(EXERCISE AIM):
Transcribe the records that follow. Keep every word exactly, and drop the pictures.

* BEGIN DATA TO PROCESS *

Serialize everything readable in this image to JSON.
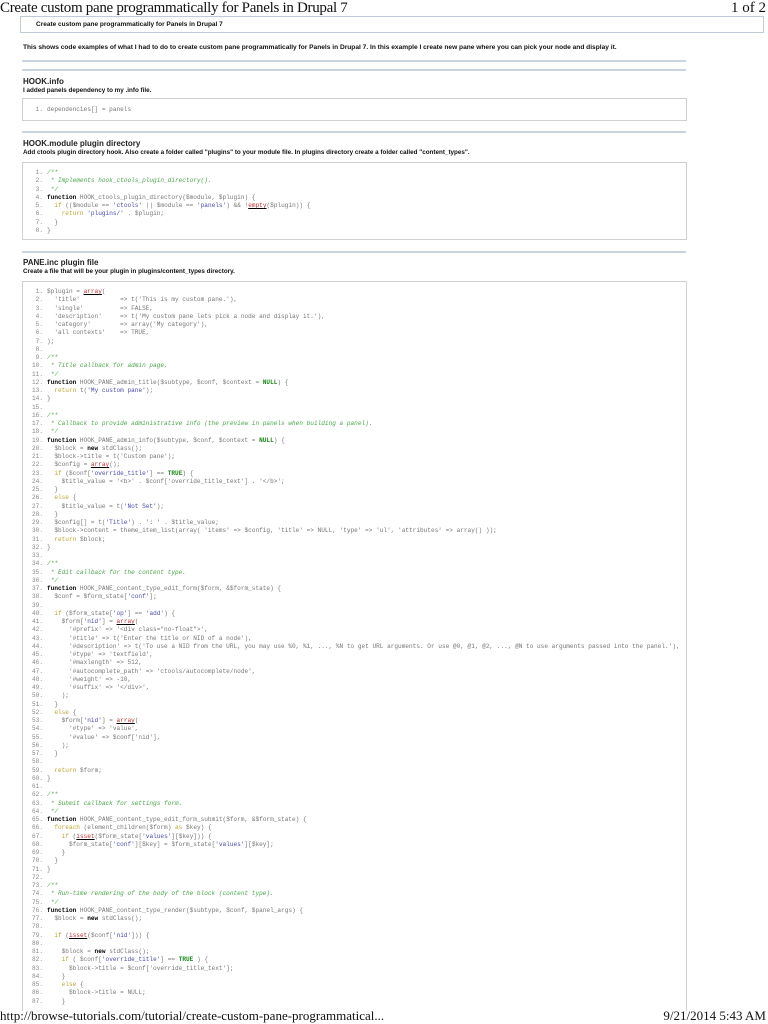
{
  "header": {
    "title": "Create custom pane programmatically for Panels in Drupal 7",
    "page": "1 of 2"
  },
  "article": {
    "title": "Create custom pane programmatically for Panels in Drupal 7",
    "intro": "This shows code examples of what I had to do to create custom pane programmatically for Panels in Drupal 7. In this example I create new pane where you can pick your node and display it."
  },
  "sections": [
    {
      "heading": "HOOK.info",
      "sub": "I added panels dependency to my .info file.",
      "code": [
        "dependencies[] = panels"
      ]
    },
    {
      "heading": "HOOK.module plugin directory",
      "sub": "Add ctools plugin directory hook. Also create a folder called \"plugins\" to your module file. In plugins directory create a folder called \"content_types\".",
      "code": [
        "/**",
        " * Implements hook_ctools_plugin_directory().",
        " */",
        "function HOOK_ctools_plugin_directory($module, $plugin) {",
        "  if (($module == 'ctools' || $module == 'panels') && !empty($plugin)) {",
        "    return 'plugins/' . $plugin;",
        "  }",
        "}"
      ]
    },
    {
      "heading": "PANE.inc plugin file",
      "sub": "Create a file that will be your plugin in plugins/content_types directory.",
      "code": [
        "$plugin = array(",
        "  'title'           => t('This is my custom pane.'),",
        "  'single'          => FALSE,",
        "  'description'     => t('My custom pane lets pick a node and display it.'),",
        "  'category'        => array('My category'),",
        "  'all contexts'    => TRUE,",
        ");",
        "",
        "/**",
        " * Title callback for admin page.",
        " */",
        "function HOOK_PANE_admin_title($subtype, $conf, $context = NULL) {",
        "  return t('My custom pane');",
        "}",
        "",
        "/**",
        " * Callback to provide administrative info (the preview in panels when building a panel).",
        " */",
        "function HOOK_PANE_admin_info($subtype, $conf, $context = NULL) {",
        "  $block = new stdClass();",
        "  $block->title = t('Custom pane');",
        "  $config = array();",
        "  if ($conf['override_title'] == TRUE) {",
        "    $title_value = '<b>' . $conf['override_title_text'] . '</b>';",
        "  }",
        "  else {",
        "    $title_value = t('Not Set');",
        "  }",
        "  $config[] = t('Title') . ': ' . $title_value;",
        "  $block->content = theme_item_list(array( 'items' => $config, 'title' => NULL, 'type' => 'ul', 'attributes' => array() ));",
        "  return $block;",
        "}",
        "",
        "/**",
        " * Edit callback for the content type.",
        " */",
        "function HOOK_PANE_content_type_edit_form($form, &$form_state) {",
        "  $conf = $form_state['conf'];",
        "",
        "  if ($form_state['op'] == 'add') {",
        "    $form['nid'] = array(",
        "      '#prefix' => '<div class=\"no-float\">',",
        "      '#title' => t('Enter the title or NID of a node'),",
        "      '#description' => t('To use a NID from the URL, you may use %0, %1, ..., %N to get URL arguments. Or use @0, @1, @2, ..., @N to use arguments passed into the panel.'),",
        "      '#type' => 'textfield',",
        "      '#maxlength' => 512,",
        "      '#autocomplete_path' => 'ctools/autocomplete/node',",
        "      '#weight' => -10,",
        "      '#suffix' => '</div>',",
        "    );",
        "  }",
        "  else {",
        "    $form['nid'] = array(",
        "      '#type' => 'value',",
        "      '#value' => $conf['nid'],",
        "    );",
        "  }",
        "",
        "  return $form;",
        "}",
        "",
        "/**",
        " * Submit callback for settings form.",
        " */",
        "function HOOK_PANE_content_type_edit_form_submit($form, &$form_state) {",
        "  foreach (element_children($form) as $key) {",
        "    if (isset($form_state['values'][$key])) {",
        "      $form_state['conf'][$key] = $form_state['values'][$key];",
        "    }",
        "  }",
        "}",
        "",
        "/**",
        " * Run-time rendering of the body of the block (content type).",
        " */",
        "function HOOK_PANE_content_type_render($subtype, $conf, $panel_args) {",
        "  $block = new stdClass();",
        "",
        "  if (isset($conf['nid'])) {",
        "",
        "    $block = new stdClass();",
        "    if ( $conf['override_title'] == TRUE ) {",
        "      $block->title = $conf['override_title_text'];",
        "    }",
        "    else {",
        "      $block->title = NULL;",
        "    }"
      ]
    }
  ],
  "footer": {
    "url": "http://browse-tutorials.com/tutorial/create-custom-pane-programmatical...",
    "datetime": "9/21/2014 5:43 AM"
  }
}
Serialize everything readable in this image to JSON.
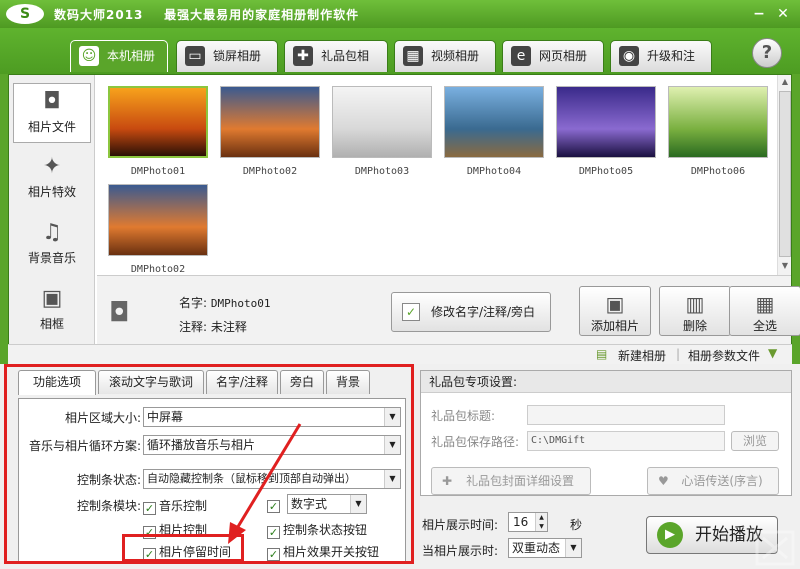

* END DATA TO PROCESS *

(TASK RESULT):
Serialize everything readable in this image to JSON.
{
  "header": {
    "title": "Create custom pane programmatically for Panels in Drupal 7",
    "page": "1 of 2"
  },
  "article": {
    "title": "Create custom pane programmatically for Panels in Drupal 7",
    "intro": "This shows code examples of what I had to do to create custom pane programmatically for Panels in Drupal 7. In this example I create new pane where you can pick your node and display it."
  },
  "sections": [
    {
      "heading": "HOOK.info",
      "sub": "I added panels dependency to my .info file.",
      "code": [
        "dependencies[] = panels"
      ]
    },
    {
      "heading": "HOOK.module plugin directory",
      "sub": "Add ctools plugin directory hook. Also create a folder called \"plugins\" to your module file. In plugins directory create a folder called \"content_types\".",
      "code": [
        "/**",
        " * Implements hook_ctools_plugin_directory().",
        " */",
        "function HOOK_ctools_plugin_directory($module, $plugin) {",
        "  if (($module == 'ctools' || $module == 'panels') && !empty($plugin)) {",
        "    return 'plugins/' . $plugin;",
        "  }",
        "}"
      ]
    },
    {
      "heading": "PANE.inc plugin file",
      "sub": "Create a file that will be your plugin in plugins/content_types directory.",
      "code": [
        "$plugin = array(",
        "  'title'           => t('This is my custom pane.'),",
        "  'single'          => FALSE,",
        "  'description'     => t('My custom pane lets pick a node and display it.'),",
        "  'category'        => array('My category'),",
        "  'all contexts'    => TRUE,",
        ");",
        "",
        "/**",
        " * Title callback for admin page.",
        " */",
        "function HOOK_PANE_admin_title($subtype, $conf, $context = NULL) {",
        "  return t('My custom pane');",
        "}",
        "",
        "/**",
        " * Callback to provide administrative info (the preview in panels when building a panel).",
        " */",
        "function HOOK_PANE_admin_info($subtype, $conf, $context = NULL) {",
        "  $block = new stdClass();",
        "  $block->title = t('Custom pane');",
        "  $config = array();",
        "  if ($conf['override_title'] == TRUE) {",
        "    $title_value = '<b>' . $conf['override_title_text'] . '</b>';",
        "  }",
        "  else {",
        "    $title_value = t('Not Set');",
        "  }",
        "  $config[] = t('Title') . ': ' . $title_value;",
        "  $block->content = theme_item_list(array( 'items' => $config, 'title' => NULL, 'type' => 'ul', 'attributes' => array() ));",
        "  return $block;",
        "}",
        "",
        "/**",
        " * Edit callback for the content type.",
        " */",
        "function HOOK_PANE_content_type_edit_form($form, &$form_state) {",
        "  $conf = $form_state['conf'];",
        "",
        "  if ($form_state['op'] == 'add') {",
        "    $form['nid'] = array(",
        "      '#prefix' => '<div class=\"no-float\">',",
        "      '#title' => t('Enter the title or NID of a node'),",
        "      '#description' => t('To use a NID from the URL, you may use %0, %1, ..., %N to get URL arguments. Or use @0, @1, @2, ..., @N to use arguments passed into the panel.'),",
        "      '#type' => 'textfield',",
        "      '#maxlength' => 512,",
        "      '#autocomplete_path' => 'ctools/autocomplete/node',",
        "      '#weight' => -10,",
        "      '#suffix' => '</div>',",
        "    );",
        "  }",
        "  else {",
        "    $form['nid'] = array(",
        "      '#type' => 'value',",
        "      '#value' => $conf['nid'],",
        "    );",
        "  }",
        "",
        "  return $form;",
        "}",
        "",
        "/**",
        " * Submit callback for settings form.",
        " */",
        "function HOOK_PANE_content_type_edit_form_submit($form, &$form_state) {",
        "  foreach (element_children($form) as $key) {",
        "    if (isset($form_state['values'][$key])) {",
        "      $form_state['conf'][$key] = $form_state['values'][$key];",
        "    }",
        "  }",
        "}",
        "",
        "/**",
        " * Run-time rendering of the body of the block (content type).",
        " */",
        "function HOOK_PANE_content_type_render($subtype, $conf, $panel_args) {",
        "  $block = new stdClass();",
        "",
        "  if (isset($conf['nid'])) {",
        "",
        "    $block = new stdClass();",
        "    if ( $conf['override_title'] == TRUE ) {",
        "      $block->title = $conf['override_title_text'];",
        "    }",
        "    else {",
        "      $block->title = NULL;",
        "    }"
      ]
    }
  ],
  "footer": {
    "url": "http://browse-tutorials.com/tutorial/create-custom-pane-programmatical...",
    "datetime": "9/21/2014 5:43 AM"
  }
}
Serialize everything readable in this image to JSON.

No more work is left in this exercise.